◆ **Page extract**
Paper 1: publish paper describing clean and annotated raw dataset, w. very explicit descriptions of measures. A *really useful*, ready-to-use dataset.
Papers 2 through n: pre-registered projects which present a hypothesis possible of being addressed through the use of the dataset. Could be anything. They could even overlap a bit.

(Naturally, the more utility the dataset has, the more people will preregister to use it.)
If pre-reg is accepted, researchers get the dataset (hooray less work!) and proceed straight to analysis. Paper 1 authors are available for questions on their carefully curated dataset.

All papers submitted by a hard deadline - prevents scooping, competition, first-to-market BS.
Because papers are pre-reg, review is simple. Then the *whole stinkin' lot* can be released at once... papers 2 through n, the dataset itself, the underlying code, bang. Exploratory and follow-up stuff can proceed from there.

Some people have ideas but no data. Perhaps it's too expensive, requires weird or unusual machines, hard to access populations of people/cells/etc. Perhaps they don't have a grant, and need pilot results.
Some people have data (or apparatus) but no time/resources to look at it. But they don't want to drop their numbers in the public domain and never derive any personal value from it. The data is mothballed 'until they get to it'. Or 'until they can get a student'. etc.

◆ **The tasks**
**1)** From the dataset-publishing proposal, list everything that is released at once after review.
**2)** Answer these from the dataset-publishing proposal:
(a) What does the hard submission deadline prevent?
(b) Who is available to answer questions about the dataset?
(c) Why is review described as simple?
**3)** Write the next part of the dataset-publishing proposal, continuing after its last sentence.

◆ **Information provided**
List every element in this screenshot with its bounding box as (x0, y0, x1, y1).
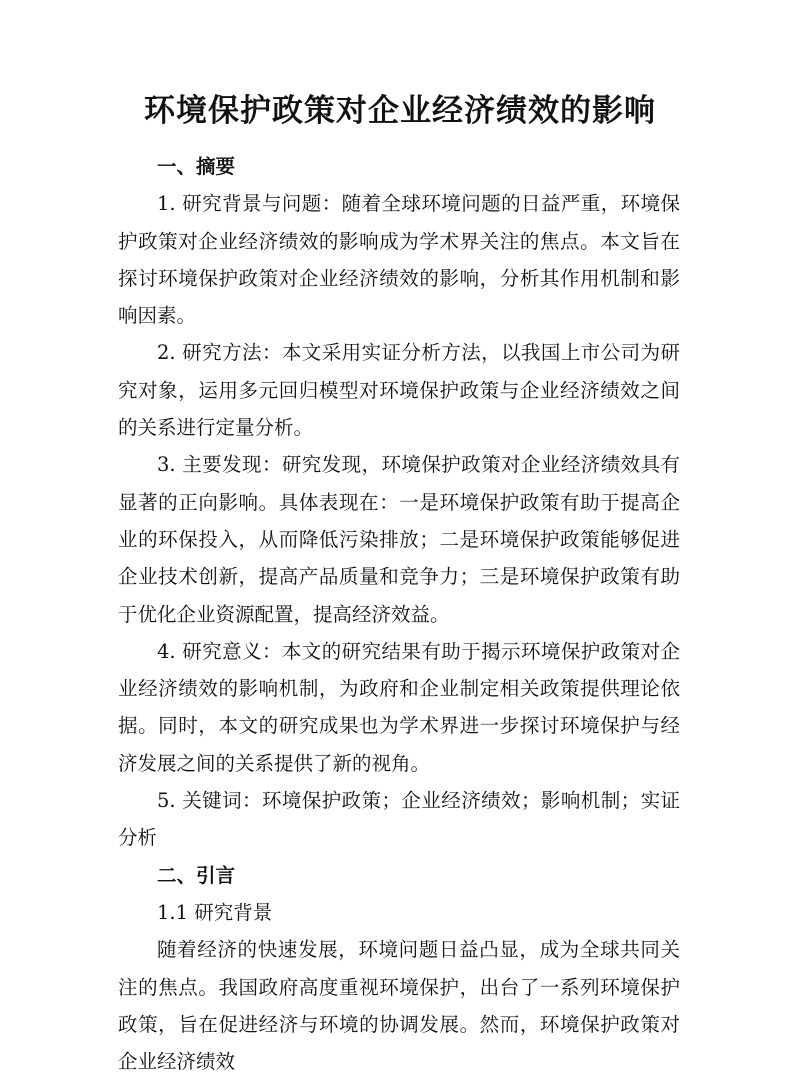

◆ **Responses in order**
**1)** Papers 2 through n, the dataset itself, and the underlying code.

**2)**
(a) Scooping, competition, and first-to-market BS.
(b) The authors of Paper 1.
(c) Because the papers are pre-registered.

**3)**
These projects would provide ideal PhD projects for analytically minded students, produce good papers to base grants around or start projects, share resources, and reward people with valuable data reticent to put it in the public domain with publishing big important papers.
It's a way of sharing resources between work groups where everyone wins. It's a platform for making sure under-resourced people and labs (THERE ARE SO MANY) get access to good measurements.

I have no idea if it'd work, or if it exists already. But I'd sure like to do it.
I'll give you an example from biosignals.

If you're interested in cardiorespiratory measures, imagine a perfectly clean dataset: Frank lead ECGs (i.e. 3 axis), respiration, *two* simultaneous measurements of non-invasive BP, AND finger pulse. Baseline and then stress tasks.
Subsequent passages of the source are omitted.